# start of Exercise material

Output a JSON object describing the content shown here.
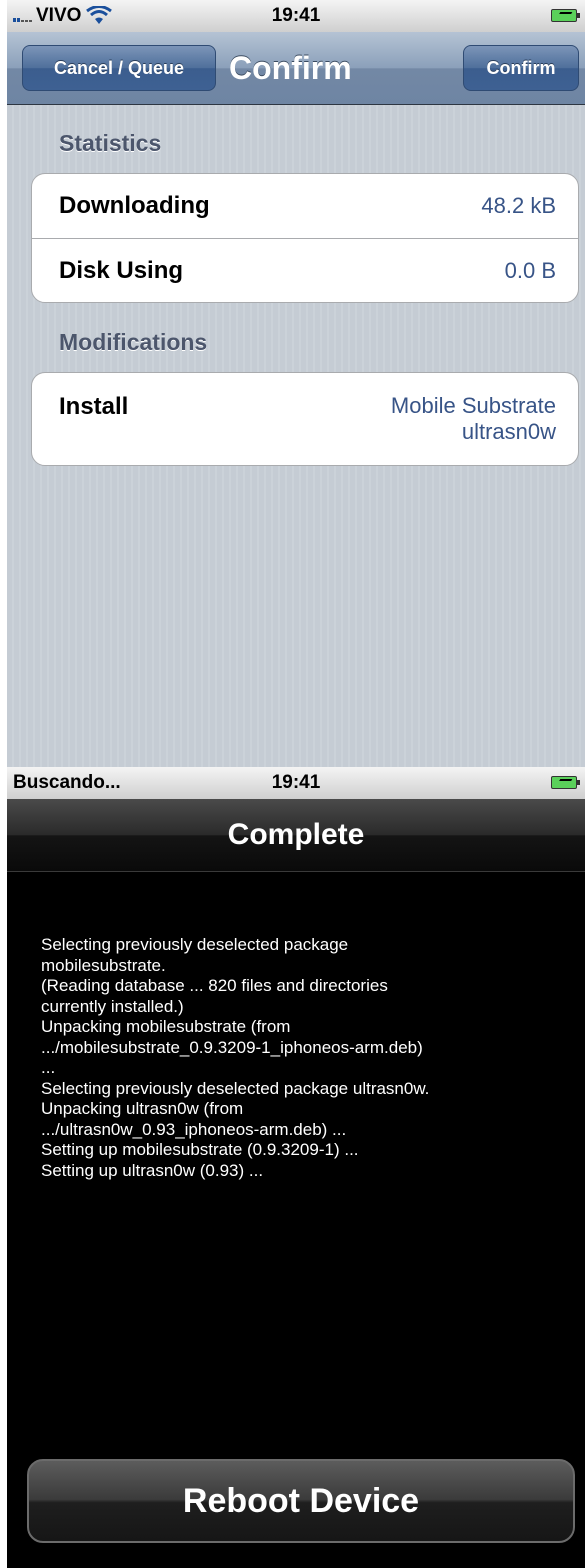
{
  "screen1": {
    "status": {
      "carrier": "VIVO",
      "time": "19:41"
    },
    "nav": {
      "cancel_label": "Cancel / Queue",
      "title": "Confirm",
      "confirm_label": "Confirm"
    },
    "statistics": {
      "header": "Statistics",
      "rows": [
        {
          "label": "Downloading",
          "value": "48.2 kB"
        },
        {
          "label": "Disk Using",
          "value": "0.0 B"
        }
      ]
    },
    "modifications": {
      "header": "Modifications",
      "rows": [
        {
          "label": "Install",
          "values": [
            "Mobile Substrate",
            "ultrasn0w"
          ]
        }
      ]
    }
  },
  "screen2": {
    "status": {
      "carrier": "Buscando...",
      "time": "19:41"
    },
    "nav": {
      "title": "Complete"
    },
    "log": [
      "Selecting previously deselected package",
      "mobilesubstrate.",
      "(Reading database ... 820 files and directories",
      "currently installed.)",
      "Unpacking mobilesubstrate (from",
      ".../mobilesubstrate_0.9.3209-1_iphoneos-arm.deb)",
      "...",
      "Selecting previously deselected package ultrasn0w.",
      "Unpacking ultrasn0w (from",
      ".../ultrasn0w_0.93_iphoneos-arm.deb) ...",
      "Setting up mobilesubstrate (0.9.3209-1) ...",
      "Setting up ultrasn0w (0.93) ..."
    ],
    "reboot_label": "Reboot Device"
  },
  "icons": [
    "signal-bars-icon",
    "wifi-icon",
    "battery-charging-icon"
  ]
}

# end of Exercise material

### Written problem
Pictures are not part of the copy; reproduce everything else in the records exactly.

### Result
Output a JSON object describing the content shown here.
{
  "screen1": {
    "status": {
      "carrier": "VIVO",
      "time": "19:41"
    },
    "nav": {
      "cancel_label": "Cancel / Queue",
      "title": "Confirm",
      "confirm_label": "Confirm"
    },
    "statistics": {
      "header": "Statistics",
      "rows": [
        {
          "label": "Downloading",
          "value": "48.2 kB"
        },
        {
          "label": "Disk Using",
          "value": "0.0 B"
        }
      ]
    },
    "modifications": {
      "header": "Modifications",
      "rows": [
        {
          "label": "Install",
          "values": [
            "Mobile Substrate",
            "ultrasn0w"
          ]
        }
      ]
    }
  },
  "screen2": {
    "status": {
      "carrier": "Buscando...",
      "time": "19:41"
    },
    "nav": {
      "title": "Complete"
    },
    "log": [
      "Selecting previously deselected package",
      "mobilesubstrate.",
      "(Reading database ... 820 files and directories",
      "currently installed.)",
      "Unpacking mobilesubstrate (from",
      ".../mobilesubstrate_0.9.3209-1_iphoneos-arm.deb)",
      "...",
      "Selecting previously deselected package ultrasn0w.",
      "Unpacking ultrasn0w (from",
      ".../ultrasn0w_0.93_iphoneos-arm.deb) ...",
      "Setting up mobilesubstrate (0.9.3209-1) ...",
      "Setting up ultrasn0w (0.93) ..."
    ],
    "reboot_label": "Reboot Device"
  },
  "icons": [
    "signal-bars-icon",
    "wifi-icon",
    "battery-charging-icon"
  ]
}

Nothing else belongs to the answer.